* Begin LISTING *

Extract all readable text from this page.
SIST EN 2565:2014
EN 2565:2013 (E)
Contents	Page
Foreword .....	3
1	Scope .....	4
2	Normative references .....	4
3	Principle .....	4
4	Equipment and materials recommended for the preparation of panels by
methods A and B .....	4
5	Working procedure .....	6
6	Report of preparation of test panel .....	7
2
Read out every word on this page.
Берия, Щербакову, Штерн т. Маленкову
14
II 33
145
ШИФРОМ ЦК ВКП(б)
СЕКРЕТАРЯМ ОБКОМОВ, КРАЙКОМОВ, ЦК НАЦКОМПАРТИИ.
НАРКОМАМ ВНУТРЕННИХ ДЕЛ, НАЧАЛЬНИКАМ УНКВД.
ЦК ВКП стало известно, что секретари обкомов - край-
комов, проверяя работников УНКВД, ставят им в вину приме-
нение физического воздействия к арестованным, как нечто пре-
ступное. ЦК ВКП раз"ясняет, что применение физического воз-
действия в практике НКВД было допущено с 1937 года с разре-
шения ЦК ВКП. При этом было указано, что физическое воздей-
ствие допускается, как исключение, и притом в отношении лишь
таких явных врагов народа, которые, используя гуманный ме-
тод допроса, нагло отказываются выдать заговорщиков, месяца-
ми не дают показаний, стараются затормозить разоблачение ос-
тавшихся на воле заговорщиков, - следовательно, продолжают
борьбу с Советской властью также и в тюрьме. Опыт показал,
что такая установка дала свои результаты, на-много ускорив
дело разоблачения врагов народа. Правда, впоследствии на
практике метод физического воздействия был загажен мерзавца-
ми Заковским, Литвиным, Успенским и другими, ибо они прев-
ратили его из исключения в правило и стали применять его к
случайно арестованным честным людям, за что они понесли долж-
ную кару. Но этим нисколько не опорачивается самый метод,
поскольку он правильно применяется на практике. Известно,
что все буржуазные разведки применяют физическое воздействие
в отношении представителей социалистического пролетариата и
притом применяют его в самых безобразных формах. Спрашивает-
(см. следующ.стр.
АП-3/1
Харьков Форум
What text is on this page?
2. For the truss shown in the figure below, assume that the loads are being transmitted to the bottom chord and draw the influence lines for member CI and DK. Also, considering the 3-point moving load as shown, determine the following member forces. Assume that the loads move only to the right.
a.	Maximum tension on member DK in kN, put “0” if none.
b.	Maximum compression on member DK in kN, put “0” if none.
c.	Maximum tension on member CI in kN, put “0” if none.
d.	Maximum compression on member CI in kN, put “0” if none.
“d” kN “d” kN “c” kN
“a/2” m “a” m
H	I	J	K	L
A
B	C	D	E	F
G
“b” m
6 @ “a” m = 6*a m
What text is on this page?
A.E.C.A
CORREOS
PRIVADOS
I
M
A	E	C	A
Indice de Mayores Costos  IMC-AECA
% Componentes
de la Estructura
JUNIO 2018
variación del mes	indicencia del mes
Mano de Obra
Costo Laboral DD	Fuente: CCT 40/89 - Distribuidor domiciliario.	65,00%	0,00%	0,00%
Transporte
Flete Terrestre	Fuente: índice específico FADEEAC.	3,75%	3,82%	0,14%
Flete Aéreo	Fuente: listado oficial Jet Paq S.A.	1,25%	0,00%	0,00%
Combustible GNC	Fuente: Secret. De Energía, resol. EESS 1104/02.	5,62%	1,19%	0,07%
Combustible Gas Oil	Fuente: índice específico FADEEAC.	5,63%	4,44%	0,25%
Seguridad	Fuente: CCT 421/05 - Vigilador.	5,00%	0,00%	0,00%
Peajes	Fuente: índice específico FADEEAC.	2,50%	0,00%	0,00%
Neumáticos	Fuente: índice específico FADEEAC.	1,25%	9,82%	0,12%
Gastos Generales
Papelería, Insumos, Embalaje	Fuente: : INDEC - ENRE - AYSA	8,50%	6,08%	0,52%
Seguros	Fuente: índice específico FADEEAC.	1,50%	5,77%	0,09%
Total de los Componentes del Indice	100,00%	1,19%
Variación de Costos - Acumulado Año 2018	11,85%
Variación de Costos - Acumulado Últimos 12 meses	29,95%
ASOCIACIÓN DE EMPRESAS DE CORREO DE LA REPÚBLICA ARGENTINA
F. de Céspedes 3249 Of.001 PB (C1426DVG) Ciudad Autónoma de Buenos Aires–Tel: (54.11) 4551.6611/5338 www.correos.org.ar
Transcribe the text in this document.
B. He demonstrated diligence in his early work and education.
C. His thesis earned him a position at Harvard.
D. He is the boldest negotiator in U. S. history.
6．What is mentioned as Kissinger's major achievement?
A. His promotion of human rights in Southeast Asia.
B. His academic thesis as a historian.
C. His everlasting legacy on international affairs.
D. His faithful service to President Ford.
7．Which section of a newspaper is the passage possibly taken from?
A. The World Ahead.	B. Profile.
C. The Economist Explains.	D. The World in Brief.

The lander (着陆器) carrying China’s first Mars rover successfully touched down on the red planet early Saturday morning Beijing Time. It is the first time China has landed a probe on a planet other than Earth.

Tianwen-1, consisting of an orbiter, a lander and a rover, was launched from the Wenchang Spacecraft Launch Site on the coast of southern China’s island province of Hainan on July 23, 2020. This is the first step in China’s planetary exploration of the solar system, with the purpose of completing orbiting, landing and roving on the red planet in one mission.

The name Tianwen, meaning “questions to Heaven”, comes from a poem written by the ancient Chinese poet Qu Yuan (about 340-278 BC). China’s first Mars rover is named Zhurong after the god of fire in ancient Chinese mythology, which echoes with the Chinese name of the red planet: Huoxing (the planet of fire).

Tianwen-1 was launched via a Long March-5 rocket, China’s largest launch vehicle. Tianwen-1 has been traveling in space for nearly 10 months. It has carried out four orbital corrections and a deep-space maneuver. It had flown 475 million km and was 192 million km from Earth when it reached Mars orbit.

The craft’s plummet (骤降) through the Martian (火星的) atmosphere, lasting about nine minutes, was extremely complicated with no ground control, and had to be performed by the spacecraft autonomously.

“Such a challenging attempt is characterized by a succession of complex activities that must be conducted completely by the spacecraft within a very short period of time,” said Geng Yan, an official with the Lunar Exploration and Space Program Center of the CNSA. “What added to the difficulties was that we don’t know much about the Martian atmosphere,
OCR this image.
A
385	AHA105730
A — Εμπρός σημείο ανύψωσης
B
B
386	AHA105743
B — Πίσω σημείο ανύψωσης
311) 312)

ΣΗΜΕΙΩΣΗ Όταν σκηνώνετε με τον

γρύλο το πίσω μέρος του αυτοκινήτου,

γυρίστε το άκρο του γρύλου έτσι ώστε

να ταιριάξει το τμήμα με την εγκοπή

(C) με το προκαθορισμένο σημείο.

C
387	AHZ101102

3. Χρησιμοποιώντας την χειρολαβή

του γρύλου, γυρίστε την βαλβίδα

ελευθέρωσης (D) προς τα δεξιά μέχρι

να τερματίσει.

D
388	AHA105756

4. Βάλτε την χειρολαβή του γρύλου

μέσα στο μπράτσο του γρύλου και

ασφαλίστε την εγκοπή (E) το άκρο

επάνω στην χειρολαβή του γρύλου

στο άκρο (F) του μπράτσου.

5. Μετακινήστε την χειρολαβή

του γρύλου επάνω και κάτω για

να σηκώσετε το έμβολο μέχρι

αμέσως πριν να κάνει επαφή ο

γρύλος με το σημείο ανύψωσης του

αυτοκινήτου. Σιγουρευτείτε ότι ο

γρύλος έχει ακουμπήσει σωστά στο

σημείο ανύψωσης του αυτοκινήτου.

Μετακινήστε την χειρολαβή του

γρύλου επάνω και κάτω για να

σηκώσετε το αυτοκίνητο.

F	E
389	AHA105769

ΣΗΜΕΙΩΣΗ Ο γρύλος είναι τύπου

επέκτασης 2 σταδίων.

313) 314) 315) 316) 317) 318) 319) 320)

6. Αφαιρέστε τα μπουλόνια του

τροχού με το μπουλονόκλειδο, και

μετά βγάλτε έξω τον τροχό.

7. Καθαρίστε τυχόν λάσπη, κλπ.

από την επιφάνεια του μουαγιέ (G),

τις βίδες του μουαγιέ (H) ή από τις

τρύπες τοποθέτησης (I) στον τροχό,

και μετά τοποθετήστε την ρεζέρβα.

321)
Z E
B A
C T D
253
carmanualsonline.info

* End LISTING *

* **WHAT TO WORK ON**
Pull out each line containing the word "практике" and copy it.

* **CORRECT RESPONSE**
действия в практике НКВД было допущено с 1937 года с разре-
практике метод физического воздействия был загажен мерзавца-
поскольку он правильно применяется на практике. Известно,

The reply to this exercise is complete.